SHORT TASK: Here are records with pictures in them. Copy all of them exactly and leave the pictures out.

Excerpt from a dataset
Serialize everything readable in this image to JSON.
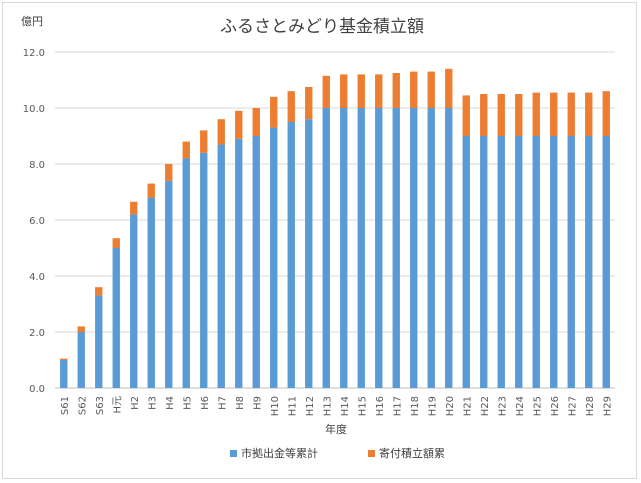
{
  "chart_data": {
    "type": "bar",
    "stacked": true,
    "title": "ふるさとみどり基金積立額",
    "yunit": "億円",
    "xlabel": "年度",
    "ylim": [
      0,
      12
    ],
    "yticks": [
      0,
      2,
      4,
      6,
      8,
      10,
      12
    ],
    "ytick_labels": [
      "0.0",
      "2.0",
      "4.0",
      "6.0",
      "8.0",
      "10.0",
      "12.0"
    ],
    "grid": true,
    "legend_position": "bottom",
    "categories": [
      "S61",
      "S62",
      "S63",
      "H元",
      "H2",
      "H3",
      "H4",
      "H5",
      "H6",
      "H7",
      "H8",
      "H9",
      "H10",
      "H11",
      "H12",
      "H13",
      "H14",
      "H15",
      "H16",
      "H17",
      "H18",
      "H19",
      "H20",
      "H21",
      "H22",
      "H23",
      "H24",
      "H25",
      "H26",
      "H27",
      "H28",
      "H29"
    ],
    "series": [
      {
        "name": "市拠出金等累計",
        "color": "#5b9bd5",
        "values": [
          1.0,
          2.0,
          3.3,
          5.0,
          6.2,
          6.8,
          7.4,
          8.2,
          8.4,
          8.7,
          8.9,
          9.0,
          9.3,
          9.5,
          9.6,
          10.0,
          10.0,
          10.0,
          10.0,
          10.0,
          10.0,
          10.0,
          10.0,
          9.0,
          9.0,
          9.0,
          9.0,
          9.0,
          9.0,
          9.0,
          9.0,
          9.0
        ]
      },
      {
        "name": "寄付積立額累",
        "color": "#ed7d31",
        "values": [
          0.05,
          0.2,
          0.3,
          0.35,
          0.45,
          0.5,
          0.6,
          0.6,
          0.8,
          0.9,
          1.0,
          1.0,
          1.1,
          1.1,
          1.15,
          1.15,
          1.2,
          1.2,
          1.2,
          1.25,
          1.3,
          1.3,
          1.4,
          1.45,
          1.5,
          1.5,
          1.5,
          1.55,
          1.55,
          1.55,
          1.55,
          1.6
        ]
      }
    ]
  }
}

ANSWER TO THE TASK:
Serialize everything readable in this image to JSON.
{
  "chart_data": {
    "type": "bar",
    "stacked": true,
    "title": "ふるさとみどり基金積立額",
    "yunit": "億円",
    "xlabel": "年度",
    "ylim": [
      0,
      12
    ],
    "yticks": [
      0,
      2,
      4,
      6,
      8,
      10,
      12
    ],
    "ytick_labels": [
      "0.0",
      "2.0",
      "4.0",
      "6.0",
      "8.0",
      "10.0",
      "12.0"
    ],
    "grid": true,
    "legend_position": "bottom",
    "categories": [
      "S61",
      "S62",
      "S63",
      "H元",
      "H2",
      "H3",
      "H4",
      "H5",
      "H6",
      "H7",
      "H8",
      "H9",
      "H10",
      "H11",
      "H12",
      "H13",
      "H14",
      "H15",
      "H16",
      "H17",
      "H18",
      "H19",
      "H20",
      "H21",
      "H22",
      "H23",
      "H24",
      "H25",
      "H26",
      "H27",
      "H28",
      "H29"
    ],
    "series": [
      {
        "name": "市拠出金等累計",
        "color": "#5b9bd5",
        "values": [
          1.0,
          2.0,
          3.3,
          5.0,
          6.2,
          6.8,
          7.4,
          8.2,
          8.4,
          8.7,
          8.9,
          9.0,
          9.3,
          9.5,
          9.6,
          10.0,
          10.0,
          10.0,
          10.0,
          10.0,
          10.0,
          10.0,
          10.0,
          9.0,
          9.0,
          9.0,
          9.0,
          9.0,
          9.0,
          9.0,
          9.0,
          9.0
        ]
      },
      {
        "name": "寄付積立額累",
        "color": "#ed7d31",
        "values": [
          0.05,
          0.2,
          0.3,
          0.35,
          0.45,
          0.5,
          0.6,
          0.6,
          0.8,
          0.9,
          1.0,
          1.0,
          1.1,
          1.1,
          1.15,
          1.15,
          1.2,
          1.2,
          1.2,
          1.25,
          1.3,
          1.3,
          1.4,
          1.45,
          1.5,
          1.5,
          1.5,
          1.55,
          1.55,
          1.55,
          1.55,
          1.6
        ]
      }
    ]
  }
}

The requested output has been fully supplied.